**THE PROBLEM:**
Pictures do not belong in the copy; quote every entry below exactly.

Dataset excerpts
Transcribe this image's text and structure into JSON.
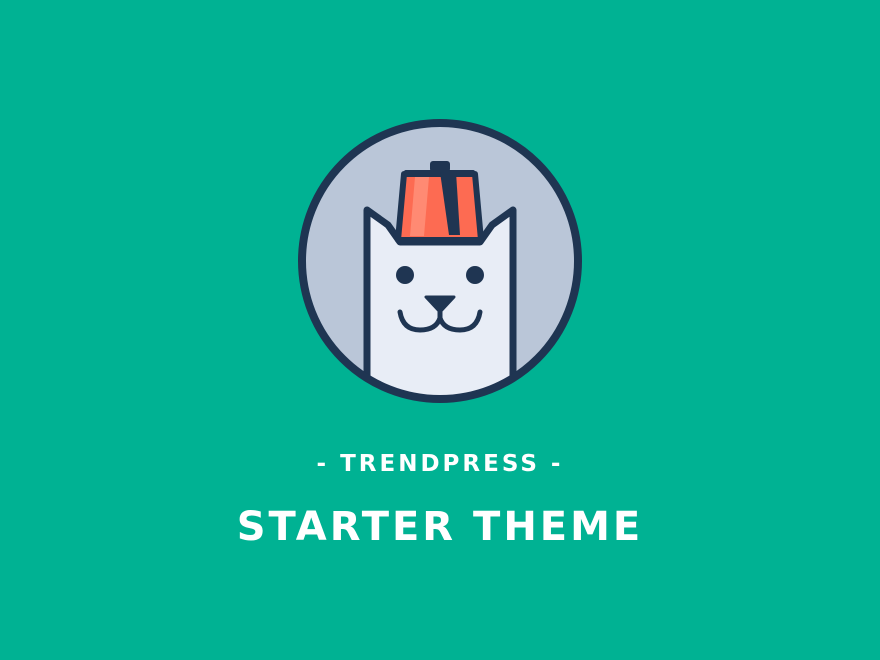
{
  "brand": {
    "subtitle": "- TRENDPRESS -",
    "title": "STARTER THEME"
  },
  "logo": {
    "icon": "cat-with-fez-icon"
  },
  "colors": {
    "background": "#00b293",
    "text": "#ffffff",
    "outline": "#1f3552",
    "circle_fill": "#bac6d8",
    "cat_fill": "#e8edf6",
    "fez": "#fd6b52",
    "fez_highlight": "#ff8a73"
  }
}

**THE RESULT:**
Transcribe this image's text and structure into JSON.
{
  "brand": {
    "subtitle": "- TRENDPRESS -",
    "title": "STARTER THEME"
  },
  "logo": {
    "icon": "cat-with-fez-icon"
  },
  "colors": {
    "background": "#00b293",
    "text": "#ffffff",
    "outline": "#1f3552",
    "circle_fill": "#bac6d8",
    "cat_fill": "#e8edf6",
    "fez": "#fd6b52",
    "fez_highlight": "#ff8a73"
  }
}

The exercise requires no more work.